Entries from a dataset »
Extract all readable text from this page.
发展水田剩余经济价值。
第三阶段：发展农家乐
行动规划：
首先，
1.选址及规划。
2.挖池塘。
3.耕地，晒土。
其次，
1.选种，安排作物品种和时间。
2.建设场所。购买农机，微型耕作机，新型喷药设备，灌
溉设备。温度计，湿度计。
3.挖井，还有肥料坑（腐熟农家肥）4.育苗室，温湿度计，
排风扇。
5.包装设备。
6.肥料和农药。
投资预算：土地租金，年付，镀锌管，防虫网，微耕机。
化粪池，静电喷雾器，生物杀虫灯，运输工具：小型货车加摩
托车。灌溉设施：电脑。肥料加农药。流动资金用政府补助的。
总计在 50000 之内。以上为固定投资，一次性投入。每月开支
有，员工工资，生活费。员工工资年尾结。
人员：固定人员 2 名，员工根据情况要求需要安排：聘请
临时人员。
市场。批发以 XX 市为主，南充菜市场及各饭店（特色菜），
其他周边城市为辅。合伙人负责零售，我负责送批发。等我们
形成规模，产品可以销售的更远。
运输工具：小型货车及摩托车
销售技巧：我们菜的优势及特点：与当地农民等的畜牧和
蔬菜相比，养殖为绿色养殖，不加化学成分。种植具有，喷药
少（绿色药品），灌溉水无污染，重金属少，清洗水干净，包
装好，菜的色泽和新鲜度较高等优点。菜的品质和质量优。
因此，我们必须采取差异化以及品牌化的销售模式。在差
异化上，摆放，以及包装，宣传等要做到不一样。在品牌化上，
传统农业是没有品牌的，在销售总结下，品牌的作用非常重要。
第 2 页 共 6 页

Exercise brief »
Repeat the entries above exactly, leaving nothing out.

Full answer »
Extract all readable text from this page.
发展水田剩余经济价值。
第三阶段：发展农家乐
行动规划：
首先，
1.选址及规划。
2.挖池塘。
3.耕地，晒土。
其次，
1.选种，安排作物品种和时间。
2.建设场所。购买农机，微型耕作机，新型喷药设备，灌
溉设备。温度计，湿度计。
3.挖井，还有肥料坑（腐熟农家肥）4.育苗室，温湿度计，
排风扇。
5.包装设备。
6.肥料和农药。
投资预算：土地租金，年付，镀锌管，防虫网，微耕机。
化粪池，静电喷雾器，生物杀虫灯，运输工具：小型货车加摩
托车。灌溉设施：电脑。肥料加农药。流动资金用政府补助的。
总计在 50000 之内。以上为固定投资，一次性投入。每月开支
有，员工工资，生活费。员工工资年尾结。
人员：固定人员 2 名，员工根据情况要求需要安排：聘请
临时人员。
市场。批发以 XX 市为主，南充菜市场及各饭店（特色菜），
其他周边城市为辅。合伙人负责零售，我负责送批发。等我们
形成规模，产品可以销售的更远。
运输工具：小型货车及摩托车
销售技巧：我们菜的优势及特点：与当地农民等的畜牧和
蔬菜相比，养殖为绿色养殖，不加化学成分。种植具有，喷药
少（绿色药品），灌溉水无污染，重金属少，清洗水干净，包
装好，菜的色泽和新鲜度较高等优点。菜的品质和质量优。
因此，我们必须采取差异化以及品牌化的销售模式。在差
异化上，摆放，以及包装，宣传等要做到不一样。在品牌化上，
传统农业是没有品牌的，在销售总结下，品牌的作用非常重要。
第 2 页 共 6 页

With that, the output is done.